### Set problem
Copy out all lines where "backgrounds" appears.

### Material provided
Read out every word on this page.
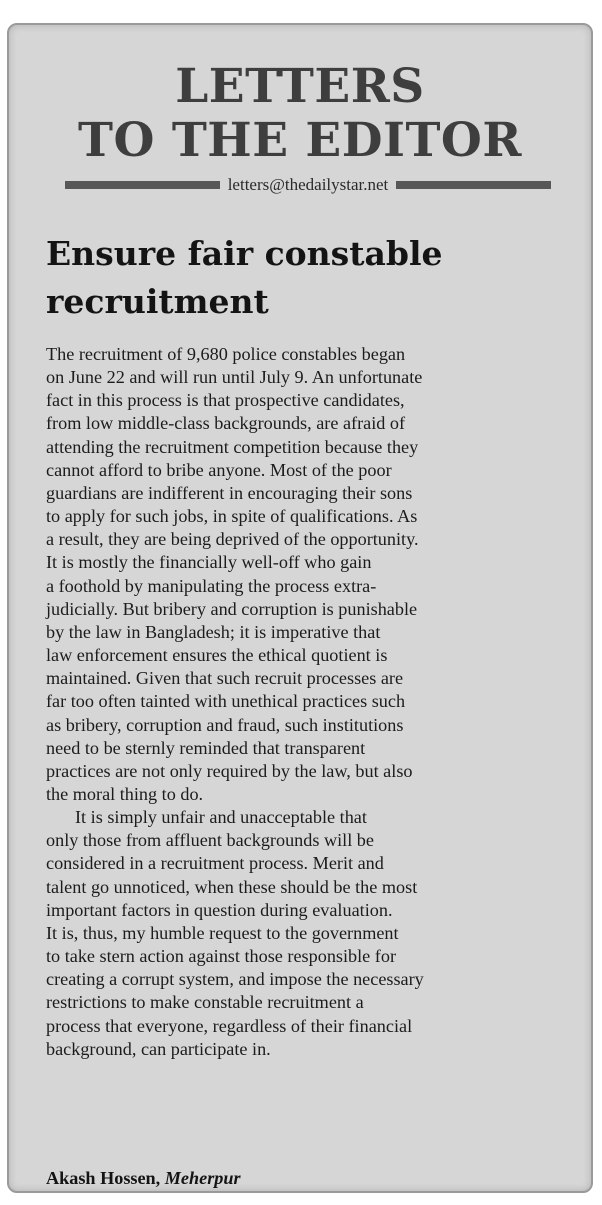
LETTERS
TO THE EDITOR
letters@thedailystar.net
Ensure fair constable
recruitment
The recruitment of 9,680 police constables began
on June 22 and will run until July 9. An unfortunate
fact in this process is that prospective candidates,
from low middle-class backgrounds, are afraid of
attending the recruitment competition because they
cannot afford to bribe anyone. Most of the poor
guardians are indifferent in encouraging their sons
to apply for such jobs, in spite of qualifications. As
a result, they are being deprived of the opportunity.
It is mostly the financially well-off who gain
a foothold by manipulating the process extra-
judicially. But bribery and corruption is punishable
by the law in Bangladesh; it is imperative that
law enforcement ensures the ethical quotient is
maintained. Given that such recruit processes are
far too often tainted with unethical practices such
as bribery, corruption and fraud, such institutions
need to be sternly reminded that transparent
practices are not only required by the law, but also
the moral thing to do.
It is simply unfair and unacceptable that
only those from affluent backgrounds will be
considered in a recruitment process. Merit and
talent go unnoticed, when these should be the most
important factors in question during evaluation.
It is, thus, my humble request to the government
to take stern action against those responsible for
creating a corrupt system, and impose the necessary
restrictions to make constable recruitment a
process that everyone, regardless of their financial
background, can participate in.
Akash Hossen, Meherpur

### Exercise solution
from low middle-class backgrounds, are afraid of
only those from affluent backgrounds will be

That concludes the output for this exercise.